**DATASET RECORDS**
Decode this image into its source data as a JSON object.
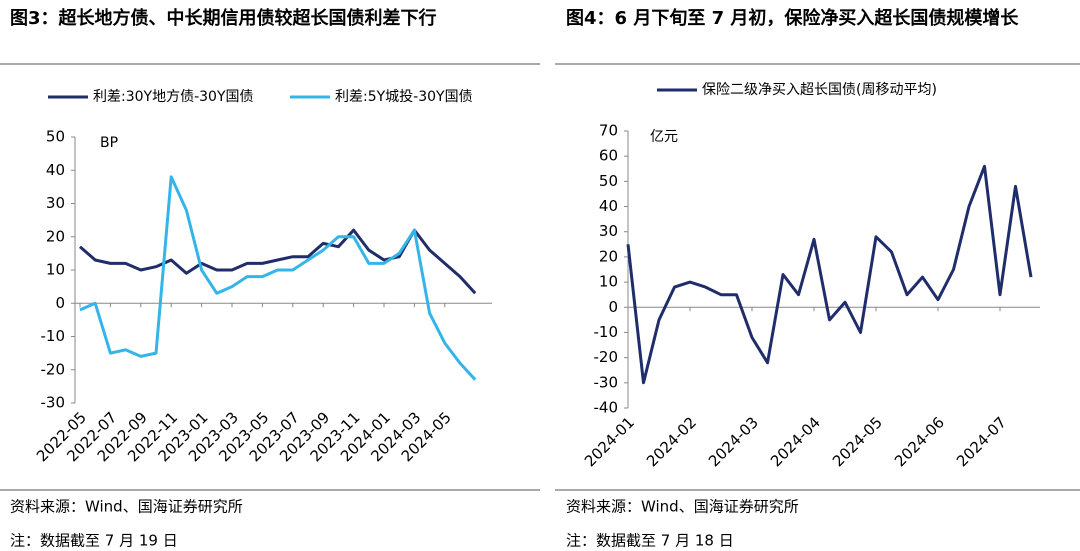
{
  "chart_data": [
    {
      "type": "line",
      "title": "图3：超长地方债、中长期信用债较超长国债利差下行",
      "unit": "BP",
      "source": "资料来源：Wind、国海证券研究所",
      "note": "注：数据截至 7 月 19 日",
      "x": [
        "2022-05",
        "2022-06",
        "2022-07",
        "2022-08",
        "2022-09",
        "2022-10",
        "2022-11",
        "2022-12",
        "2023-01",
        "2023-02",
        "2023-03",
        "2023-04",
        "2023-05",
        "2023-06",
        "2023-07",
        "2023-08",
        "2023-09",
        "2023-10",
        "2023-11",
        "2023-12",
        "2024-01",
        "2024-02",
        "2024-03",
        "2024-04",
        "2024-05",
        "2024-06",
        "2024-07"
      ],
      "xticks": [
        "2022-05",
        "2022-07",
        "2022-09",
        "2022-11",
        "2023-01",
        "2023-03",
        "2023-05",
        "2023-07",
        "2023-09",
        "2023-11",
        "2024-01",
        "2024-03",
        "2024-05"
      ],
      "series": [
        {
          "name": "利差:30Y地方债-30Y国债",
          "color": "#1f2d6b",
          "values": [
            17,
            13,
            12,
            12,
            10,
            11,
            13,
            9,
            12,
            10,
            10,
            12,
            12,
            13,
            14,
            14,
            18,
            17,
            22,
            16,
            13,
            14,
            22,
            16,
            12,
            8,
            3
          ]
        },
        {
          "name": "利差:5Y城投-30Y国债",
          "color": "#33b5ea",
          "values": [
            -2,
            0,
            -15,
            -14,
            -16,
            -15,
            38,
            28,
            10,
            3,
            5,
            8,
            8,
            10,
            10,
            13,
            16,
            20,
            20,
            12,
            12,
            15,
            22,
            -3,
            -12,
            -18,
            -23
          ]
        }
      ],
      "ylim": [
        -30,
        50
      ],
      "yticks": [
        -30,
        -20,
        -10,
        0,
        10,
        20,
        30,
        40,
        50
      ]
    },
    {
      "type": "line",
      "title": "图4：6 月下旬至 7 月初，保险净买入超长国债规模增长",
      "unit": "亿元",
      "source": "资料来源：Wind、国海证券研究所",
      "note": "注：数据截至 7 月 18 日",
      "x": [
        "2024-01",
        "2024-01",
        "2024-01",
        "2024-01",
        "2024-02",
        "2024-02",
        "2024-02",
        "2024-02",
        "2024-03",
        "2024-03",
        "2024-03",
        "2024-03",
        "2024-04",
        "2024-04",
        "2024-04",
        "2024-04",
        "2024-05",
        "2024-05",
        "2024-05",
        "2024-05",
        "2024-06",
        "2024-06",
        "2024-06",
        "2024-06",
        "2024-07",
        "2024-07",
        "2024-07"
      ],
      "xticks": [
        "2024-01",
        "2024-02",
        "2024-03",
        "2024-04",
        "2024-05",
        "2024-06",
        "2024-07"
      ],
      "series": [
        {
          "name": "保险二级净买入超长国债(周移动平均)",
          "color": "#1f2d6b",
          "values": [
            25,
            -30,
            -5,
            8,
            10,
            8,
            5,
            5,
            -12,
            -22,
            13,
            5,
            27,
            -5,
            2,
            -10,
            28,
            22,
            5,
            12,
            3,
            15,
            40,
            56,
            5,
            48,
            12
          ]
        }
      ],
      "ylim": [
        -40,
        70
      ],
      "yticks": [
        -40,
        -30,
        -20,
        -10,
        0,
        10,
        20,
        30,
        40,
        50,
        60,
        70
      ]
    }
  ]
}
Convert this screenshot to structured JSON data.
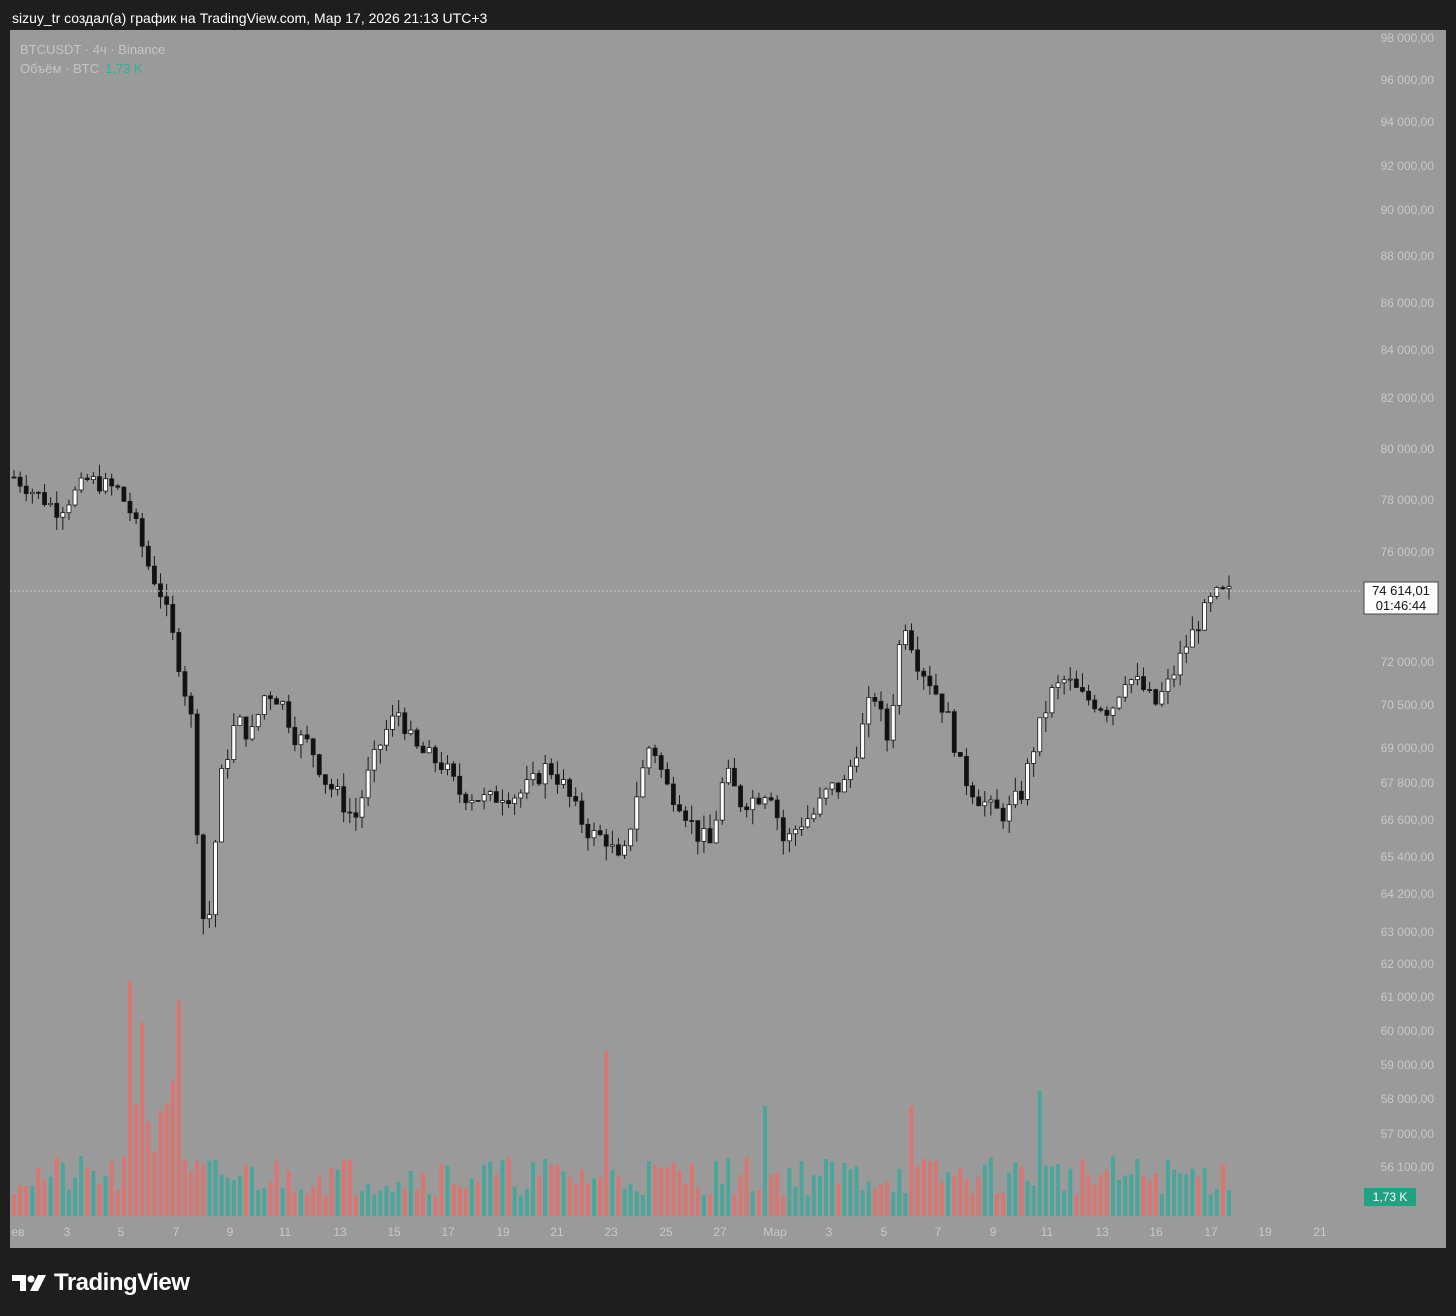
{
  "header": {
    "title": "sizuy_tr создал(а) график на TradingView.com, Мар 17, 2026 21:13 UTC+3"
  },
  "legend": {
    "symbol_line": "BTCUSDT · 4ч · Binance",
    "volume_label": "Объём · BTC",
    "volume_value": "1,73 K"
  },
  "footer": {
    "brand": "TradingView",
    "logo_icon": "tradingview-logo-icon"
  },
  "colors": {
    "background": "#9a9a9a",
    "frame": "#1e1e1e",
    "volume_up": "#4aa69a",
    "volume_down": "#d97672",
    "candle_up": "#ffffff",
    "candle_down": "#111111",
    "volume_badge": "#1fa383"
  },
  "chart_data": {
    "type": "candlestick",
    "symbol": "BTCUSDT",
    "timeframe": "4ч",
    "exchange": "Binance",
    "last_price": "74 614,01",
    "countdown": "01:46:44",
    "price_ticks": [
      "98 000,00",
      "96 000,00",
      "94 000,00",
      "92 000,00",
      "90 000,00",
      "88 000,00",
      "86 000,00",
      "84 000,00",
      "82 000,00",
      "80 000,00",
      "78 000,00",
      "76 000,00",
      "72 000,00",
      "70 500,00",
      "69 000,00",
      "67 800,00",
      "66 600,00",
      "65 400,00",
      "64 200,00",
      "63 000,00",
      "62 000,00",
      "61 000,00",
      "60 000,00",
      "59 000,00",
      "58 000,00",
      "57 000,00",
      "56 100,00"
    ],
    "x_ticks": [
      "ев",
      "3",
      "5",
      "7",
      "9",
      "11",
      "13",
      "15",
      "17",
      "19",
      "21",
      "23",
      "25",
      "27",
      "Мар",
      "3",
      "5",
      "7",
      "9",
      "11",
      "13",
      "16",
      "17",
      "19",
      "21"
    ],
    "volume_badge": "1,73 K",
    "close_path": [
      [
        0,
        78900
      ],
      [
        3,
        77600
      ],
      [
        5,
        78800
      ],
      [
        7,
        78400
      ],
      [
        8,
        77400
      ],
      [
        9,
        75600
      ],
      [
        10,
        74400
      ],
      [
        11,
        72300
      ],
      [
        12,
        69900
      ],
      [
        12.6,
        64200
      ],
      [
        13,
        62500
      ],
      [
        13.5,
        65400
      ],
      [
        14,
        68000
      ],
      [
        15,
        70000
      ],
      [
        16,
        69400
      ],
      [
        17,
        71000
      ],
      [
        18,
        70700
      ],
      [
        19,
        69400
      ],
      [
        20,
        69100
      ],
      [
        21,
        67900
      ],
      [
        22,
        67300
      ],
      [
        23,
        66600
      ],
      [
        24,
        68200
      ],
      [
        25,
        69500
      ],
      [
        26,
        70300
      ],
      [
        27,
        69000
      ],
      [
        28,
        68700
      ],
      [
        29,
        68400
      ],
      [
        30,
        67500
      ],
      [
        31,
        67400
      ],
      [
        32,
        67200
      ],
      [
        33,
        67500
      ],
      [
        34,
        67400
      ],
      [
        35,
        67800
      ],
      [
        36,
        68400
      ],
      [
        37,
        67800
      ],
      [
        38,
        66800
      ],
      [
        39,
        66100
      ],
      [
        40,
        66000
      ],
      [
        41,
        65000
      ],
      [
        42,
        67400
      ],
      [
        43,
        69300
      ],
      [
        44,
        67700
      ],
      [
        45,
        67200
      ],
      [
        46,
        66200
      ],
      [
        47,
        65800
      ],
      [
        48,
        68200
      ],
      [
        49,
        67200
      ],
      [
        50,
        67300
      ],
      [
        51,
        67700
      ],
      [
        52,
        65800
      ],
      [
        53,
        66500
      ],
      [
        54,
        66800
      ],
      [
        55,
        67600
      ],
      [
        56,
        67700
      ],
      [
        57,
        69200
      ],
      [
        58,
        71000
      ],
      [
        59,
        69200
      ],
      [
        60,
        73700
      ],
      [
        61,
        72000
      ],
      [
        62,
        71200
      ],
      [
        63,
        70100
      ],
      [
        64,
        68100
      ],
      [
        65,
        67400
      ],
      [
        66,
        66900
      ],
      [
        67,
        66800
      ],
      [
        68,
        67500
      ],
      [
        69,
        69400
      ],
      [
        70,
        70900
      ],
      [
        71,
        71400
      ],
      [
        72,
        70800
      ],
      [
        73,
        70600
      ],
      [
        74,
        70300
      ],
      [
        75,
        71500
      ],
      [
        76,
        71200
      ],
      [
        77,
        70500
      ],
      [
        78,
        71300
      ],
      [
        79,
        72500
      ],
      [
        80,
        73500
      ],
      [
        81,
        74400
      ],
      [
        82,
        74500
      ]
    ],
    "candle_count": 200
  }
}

**WHAT YOU SHOULD DO**
Tally the lines containing "this". Provide the number without any other words.

**COMPLETE OUTPUT**
2